* [WORK INSTRUCTIONS] Format the lines from the one containing "footer-bar: alamy Image" up to and including the one containing "watermark: alamy [890,668,980,712]" as a numbered list, skipping any blank lines. Include only those lines.
begin ITEMS
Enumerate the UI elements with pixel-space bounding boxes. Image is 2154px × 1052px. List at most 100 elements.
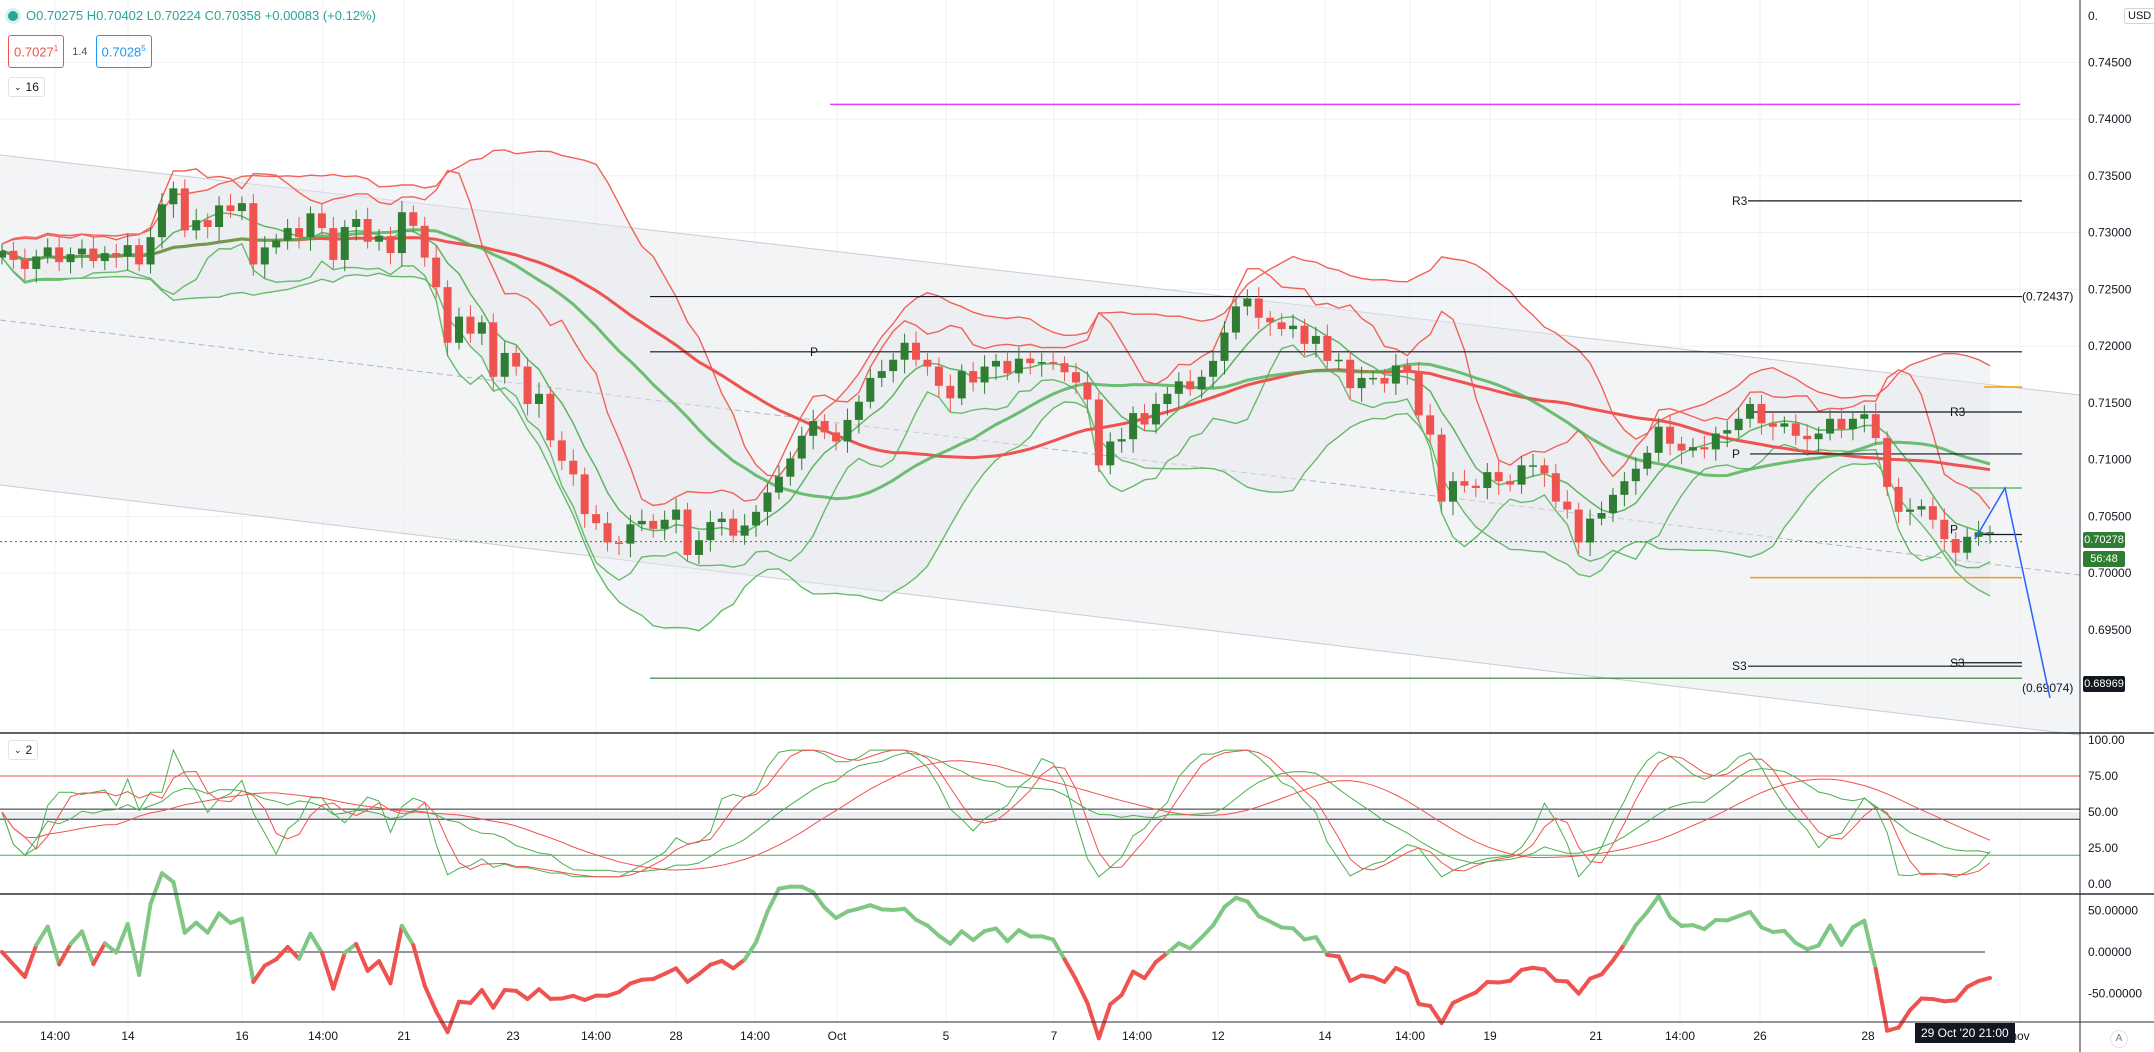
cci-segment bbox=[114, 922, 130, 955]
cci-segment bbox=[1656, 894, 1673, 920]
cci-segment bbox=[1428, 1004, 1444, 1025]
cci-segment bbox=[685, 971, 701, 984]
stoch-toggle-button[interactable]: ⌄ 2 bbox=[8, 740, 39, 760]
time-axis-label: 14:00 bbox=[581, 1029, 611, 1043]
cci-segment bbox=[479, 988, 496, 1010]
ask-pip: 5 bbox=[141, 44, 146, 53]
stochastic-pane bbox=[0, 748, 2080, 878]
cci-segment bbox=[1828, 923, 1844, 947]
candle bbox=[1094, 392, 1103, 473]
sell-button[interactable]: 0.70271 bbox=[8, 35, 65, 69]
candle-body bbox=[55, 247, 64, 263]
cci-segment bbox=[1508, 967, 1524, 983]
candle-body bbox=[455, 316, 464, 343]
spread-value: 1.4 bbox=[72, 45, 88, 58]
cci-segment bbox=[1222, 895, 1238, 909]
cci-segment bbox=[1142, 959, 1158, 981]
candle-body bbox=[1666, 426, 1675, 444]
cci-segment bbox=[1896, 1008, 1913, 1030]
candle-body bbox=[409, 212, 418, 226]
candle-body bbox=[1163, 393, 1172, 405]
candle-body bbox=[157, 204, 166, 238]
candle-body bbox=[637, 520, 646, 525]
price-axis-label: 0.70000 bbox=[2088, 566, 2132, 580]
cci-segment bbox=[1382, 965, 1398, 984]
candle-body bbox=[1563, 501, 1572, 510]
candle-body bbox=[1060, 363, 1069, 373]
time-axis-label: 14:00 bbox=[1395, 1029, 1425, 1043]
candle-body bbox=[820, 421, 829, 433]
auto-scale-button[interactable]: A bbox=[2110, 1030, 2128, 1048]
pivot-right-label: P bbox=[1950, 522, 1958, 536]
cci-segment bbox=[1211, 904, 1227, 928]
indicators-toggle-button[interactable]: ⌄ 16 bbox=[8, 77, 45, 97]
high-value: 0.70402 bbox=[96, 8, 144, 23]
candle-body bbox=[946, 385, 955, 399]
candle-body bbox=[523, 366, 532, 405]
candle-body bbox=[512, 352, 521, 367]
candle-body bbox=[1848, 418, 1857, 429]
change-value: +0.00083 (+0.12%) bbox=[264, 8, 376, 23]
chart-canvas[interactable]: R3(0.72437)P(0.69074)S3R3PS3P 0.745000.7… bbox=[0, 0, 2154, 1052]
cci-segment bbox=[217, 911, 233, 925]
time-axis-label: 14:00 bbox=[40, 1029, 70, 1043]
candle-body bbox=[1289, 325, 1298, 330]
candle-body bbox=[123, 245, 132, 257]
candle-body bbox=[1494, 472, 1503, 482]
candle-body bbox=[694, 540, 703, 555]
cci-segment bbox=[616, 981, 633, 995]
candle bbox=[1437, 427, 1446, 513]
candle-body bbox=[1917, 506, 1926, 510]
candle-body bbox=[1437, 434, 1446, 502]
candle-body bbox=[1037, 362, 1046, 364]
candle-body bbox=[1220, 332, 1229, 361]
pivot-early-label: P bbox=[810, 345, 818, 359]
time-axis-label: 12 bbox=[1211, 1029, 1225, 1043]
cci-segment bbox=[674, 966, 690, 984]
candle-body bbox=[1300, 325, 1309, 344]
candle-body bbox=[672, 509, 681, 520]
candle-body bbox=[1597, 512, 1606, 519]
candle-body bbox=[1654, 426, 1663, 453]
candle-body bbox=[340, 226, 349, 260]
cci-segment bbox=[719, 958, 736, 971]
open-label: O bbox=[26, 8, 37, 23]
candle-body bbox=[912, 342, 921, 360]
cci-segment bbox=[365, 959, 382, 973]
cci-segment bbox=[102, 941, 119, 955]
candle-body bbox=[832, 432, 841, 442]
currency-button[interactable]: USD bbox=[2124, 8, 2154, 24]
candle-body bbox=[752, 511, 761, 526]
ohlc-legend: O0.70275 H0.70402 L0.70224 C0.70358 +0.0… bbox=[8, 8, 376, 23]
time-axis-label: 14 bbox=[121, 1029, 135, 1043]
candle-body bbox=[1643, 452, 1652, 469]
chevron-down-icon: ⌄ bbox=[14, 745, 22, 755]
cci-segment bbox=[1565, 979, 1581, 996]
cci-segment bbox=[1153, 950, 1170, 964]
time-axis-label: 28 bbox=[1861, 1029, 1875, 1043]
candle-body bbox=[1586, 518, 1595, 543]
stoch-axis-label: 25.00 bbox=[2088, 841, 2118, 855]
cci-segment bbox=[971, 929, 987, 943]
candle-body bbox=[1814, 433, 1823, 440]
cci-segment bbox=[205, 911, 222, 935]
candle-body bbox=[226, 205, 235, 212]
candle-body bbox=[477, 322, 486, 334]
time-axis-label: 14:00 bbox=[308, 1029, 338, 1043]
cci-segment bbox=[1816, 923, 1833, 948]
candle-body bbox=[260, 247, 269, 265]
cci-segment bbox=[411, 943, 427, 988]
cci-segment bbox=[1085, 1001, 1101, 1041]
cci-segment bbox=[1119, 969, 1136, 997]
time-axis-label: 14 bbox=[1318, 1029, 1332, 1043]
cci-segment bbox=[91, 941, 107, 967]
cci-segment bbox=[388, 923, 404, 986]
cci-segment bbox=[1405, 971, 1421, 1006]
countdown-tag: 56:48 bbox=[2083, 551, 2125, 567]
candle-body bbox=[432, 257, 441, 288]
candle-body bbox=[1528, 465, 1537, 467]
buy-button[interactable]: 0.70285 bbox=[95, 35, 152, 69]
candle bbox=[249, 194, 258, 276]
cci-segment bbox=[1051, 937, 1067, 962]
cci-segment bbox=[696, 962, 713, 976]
end ITEMS
begin ITEMS
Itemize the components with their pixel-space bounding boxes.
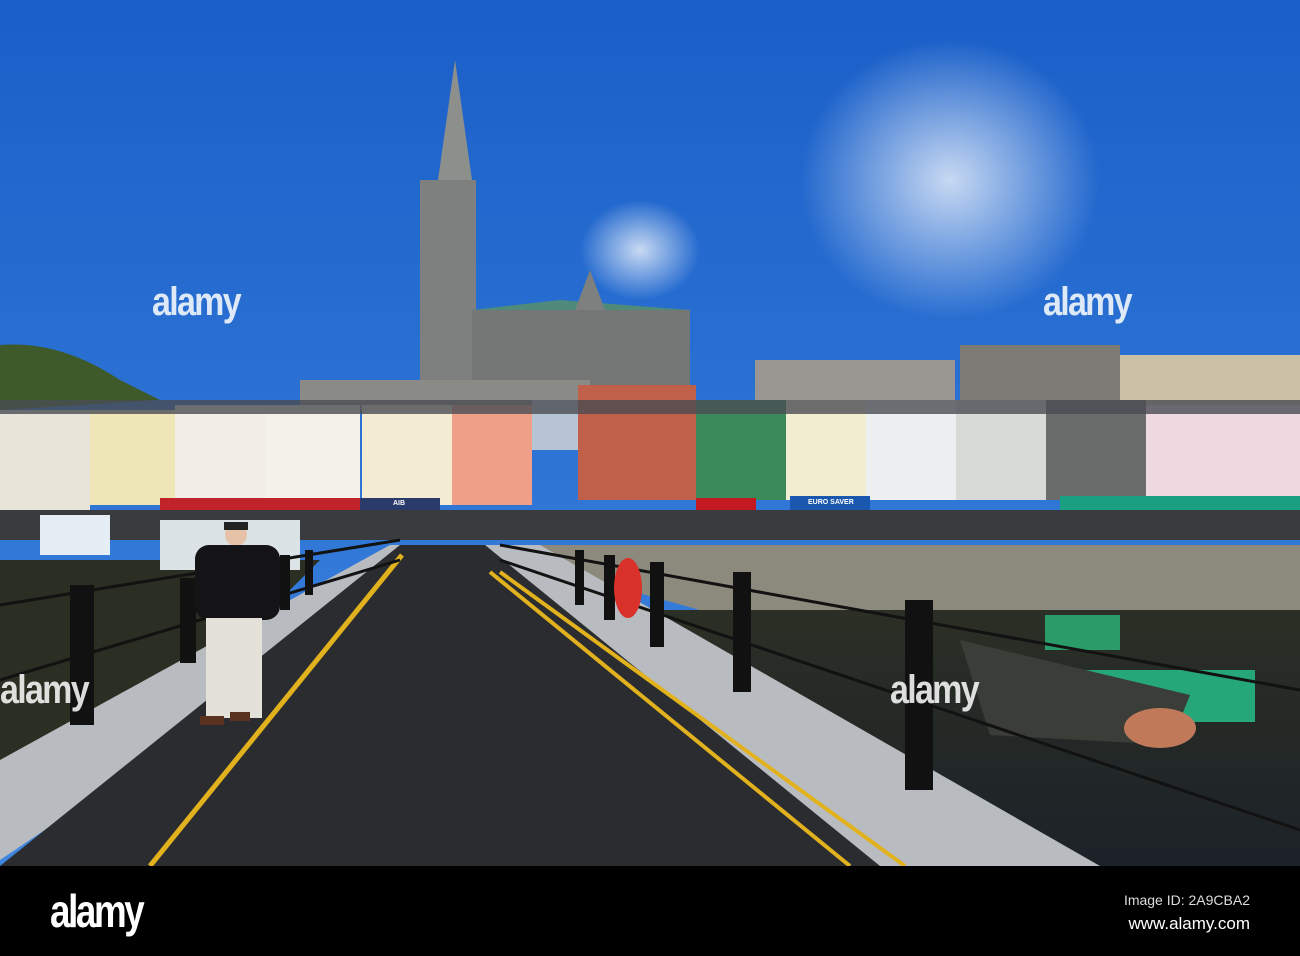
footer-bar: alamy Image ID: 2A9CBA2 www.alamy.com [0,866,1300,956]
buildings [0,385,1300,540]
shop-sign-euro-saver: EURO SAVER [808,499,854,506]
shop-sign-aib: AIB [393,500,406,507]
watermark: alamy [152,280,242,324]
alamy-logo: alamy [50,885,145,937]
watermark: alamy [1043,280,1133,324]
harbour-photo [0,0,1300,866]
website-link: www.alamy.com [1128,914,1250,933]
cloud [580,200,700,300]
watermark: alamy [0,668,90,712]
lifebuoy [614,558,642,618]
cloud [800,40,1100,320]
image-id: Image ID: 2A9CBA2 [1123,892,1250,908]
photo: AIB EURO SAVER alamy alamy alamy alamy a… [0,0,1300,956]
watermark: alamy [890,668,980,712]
end ITEMS
begin ITEMS
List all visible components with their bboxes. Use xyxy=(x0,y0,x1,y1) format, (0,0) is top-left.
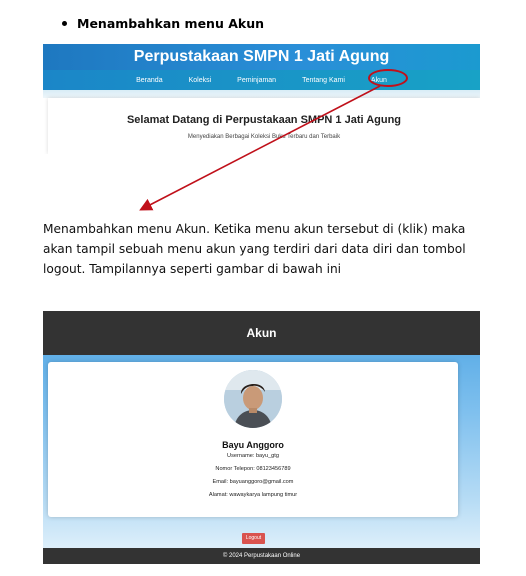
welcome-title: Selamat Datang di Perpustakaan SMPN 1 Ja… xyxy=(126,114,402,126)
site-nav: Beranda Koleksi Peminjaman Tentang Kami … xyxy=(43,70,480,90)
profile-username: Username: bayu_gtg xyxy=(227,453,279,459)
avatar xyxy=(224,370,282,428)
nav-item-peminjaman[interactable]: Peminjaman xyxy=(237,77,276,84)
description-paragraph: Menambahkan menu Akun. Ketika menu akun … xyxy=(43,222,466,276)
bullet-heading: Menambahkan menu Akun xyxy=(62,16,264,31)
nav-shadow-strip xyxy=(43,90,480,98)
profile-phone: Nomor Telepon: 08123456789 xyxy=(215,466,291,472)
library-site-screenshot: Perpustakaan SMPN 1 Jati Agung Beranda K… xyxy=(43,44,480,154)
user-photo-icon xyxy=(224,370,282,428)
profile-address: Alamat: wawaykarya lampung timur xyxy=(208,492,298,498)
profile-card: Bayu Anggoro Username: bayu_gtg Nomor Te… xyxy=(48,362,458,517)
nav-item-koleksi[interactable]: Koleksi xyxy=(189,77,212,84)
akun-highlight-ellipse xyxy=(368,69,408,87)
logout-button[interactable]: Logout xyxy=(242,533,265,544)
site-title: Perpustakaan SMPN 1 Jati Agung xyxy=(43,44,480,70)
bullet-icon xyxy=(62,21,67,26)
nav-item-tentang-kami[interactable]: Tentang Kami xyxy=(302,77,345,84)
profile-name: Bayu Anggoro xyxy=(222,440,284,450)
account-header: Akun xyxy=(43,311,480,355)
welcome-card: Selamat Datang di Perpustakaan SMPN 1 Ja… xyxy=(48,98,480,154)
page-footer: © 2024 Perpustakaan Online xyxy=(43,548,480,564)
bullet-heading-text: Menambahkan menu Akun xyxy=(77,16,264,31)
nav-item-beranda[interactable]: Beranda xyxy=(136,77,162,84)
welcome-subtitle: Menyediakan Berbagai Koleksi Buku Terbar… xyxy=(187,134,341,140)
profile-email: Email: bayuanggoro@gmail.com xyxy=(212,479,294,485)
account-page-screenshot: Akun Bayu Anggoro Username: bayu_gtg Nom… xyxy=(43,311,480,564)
end ITEMS
* [EXERCISE RESPONSE]
1. footer-bar: alamy Image ID: 2A9CBA2 www.alamy.com [0,866,1300,956]
2. buildings [0,385,1300,540]
3. shop-sign-euro-saver: EURO SAVER [808,499,854,506]
4. shop-sign-aib: AIB [393,500,406,507]
5. watermark: alamy [152,280,242,324]
6. alamy-logo: alamy [50,885,145,937]
7. watermark: alamy [1043,280,1133,324]
8. harbour-photo [0,0,1300,866]
9. website-link: www.alamy.com [1128,914,1250,933]
10. cloud [580,200,700,300]
11. watermark: alamy [0,668,90,712]
12. lifebuoy [614,558,642,618]
13. cloud [800,40,1100,320]
14. image-id: Image ID: 2A9CBA2 [1123,892,1250,908]
15. photo: AIB EURO SAVER alamy alamy alamy alamy a… [0,0,1300,956]
16. watermark: alamy [890,668,980,712]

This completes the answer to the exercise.